Return all of the entries exactly as written.

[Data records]

◆ ◆ ◆

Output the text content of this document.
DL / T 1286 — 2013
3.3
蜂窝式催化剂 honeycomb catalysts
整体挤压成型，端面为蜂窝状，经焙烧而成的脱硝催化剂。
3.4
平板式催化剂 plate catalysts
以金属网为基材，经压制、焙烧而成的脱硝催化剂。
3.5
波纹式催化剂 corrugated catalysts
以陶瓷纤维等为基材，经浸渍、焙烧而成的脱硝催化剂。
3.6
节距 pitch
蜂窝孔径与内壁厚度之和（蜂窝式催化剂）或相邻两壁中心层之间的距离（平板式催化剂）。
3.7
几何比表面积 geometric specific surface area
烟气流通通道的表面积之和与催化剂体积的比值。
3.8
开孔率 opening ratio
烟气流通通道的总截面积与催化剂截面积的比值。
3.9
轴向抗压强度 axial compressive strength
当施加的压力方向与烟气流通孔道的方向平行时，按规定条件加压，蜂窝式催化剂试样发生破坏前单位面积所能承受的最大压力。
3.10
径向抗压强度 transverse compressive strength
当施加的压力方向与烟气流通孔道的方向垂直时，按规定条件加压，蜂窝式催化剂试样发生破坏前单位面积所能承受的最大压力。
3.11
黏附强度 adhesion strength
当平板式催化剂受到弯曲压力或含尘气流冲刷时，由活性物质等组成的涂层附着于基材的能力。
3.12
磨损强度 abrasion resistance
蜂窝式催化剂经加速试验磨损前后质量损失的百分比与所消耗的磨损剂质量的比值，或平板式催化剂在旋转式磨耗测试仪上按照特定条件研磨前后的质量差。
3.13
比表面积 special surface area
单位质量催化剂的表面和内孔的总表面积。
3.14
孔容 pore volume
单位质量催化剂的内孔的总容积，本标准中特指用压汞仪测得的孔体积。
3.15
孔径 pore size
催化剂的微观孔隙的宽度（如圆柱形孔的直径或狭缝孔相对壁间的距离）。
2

◆ ◆ ◆

Reply.
Output the text content of this document.
DL / T 1286 — 2013
3.3
蜂窝式催化剂 honeycomb catalysts
整体挤压成型，端面为蜂窝状，经焙烧而成的脱硝催化剂。
3.4
平板式催化剂 plate catalysts
以金属网为基材，经压制、焙烧而成的脱硝催化剂。
3.5
波纹式催化剂 corrugated catalysts
以陶瓷纤维等为基材，经浸渍、焙烧而成的脱硝催化剂。
3.6
节距 pitch
蜂窝孔径与内壁厚度之和（蜂窝式催化剂）或相邻两壁中心层之间的距离（平板式催化剂）。
3.7
几何比表面积 geometric specific surface area
烟气流通通道的表面积之和与催化剂体积的比值。
3.8
开孔率 opening ratio
烟气流通通道的总截面积与催化剂截面积的比值。
3.9
轴向抗压强度 axial compressive strength
当施加的压力方向与烟气流通孔道的方向平行时，按规定条件加压，蜂窝式催化剂试样发生破坏前单位面积所能承受的最大压力。
3.10
径向抗压强度 transverse compressive strength
当施加的压力方向与烟气流通孔道的方向垂直时，按规定条件加压，蜂窝式催化剂试样发生破坏前单位面积所能承受的最大压力。
3.11
黏附强度 adhesion strength
当平板式催化剂受到弯曲压力或含尘气流冲刷时，由活性物质等组成的涂层附着于基材的能力。
3.12
磨损强度 abrasion resistance
蜂窝式催化剂经加速试验磨损前后质量损失的百分比与所消耗的磨损剂质量的比值，或平板式催化剂在旋转式磨耗测试仪上按照特定条件研磨前后的质量差。
3.13
比表面积 special surface area
单位质量催化剂的表面和内孔的总表面积。
3.14
孔容 pore volume
单位质量催化剂的内孔的总容积，本标准中特指用压汞仪测得的孔体积。
3.15
孔径 pore size
催化剂的微观孔隙的宽度（如圆柱形孔的直径或狭缝孔相对壁间的距离）。
2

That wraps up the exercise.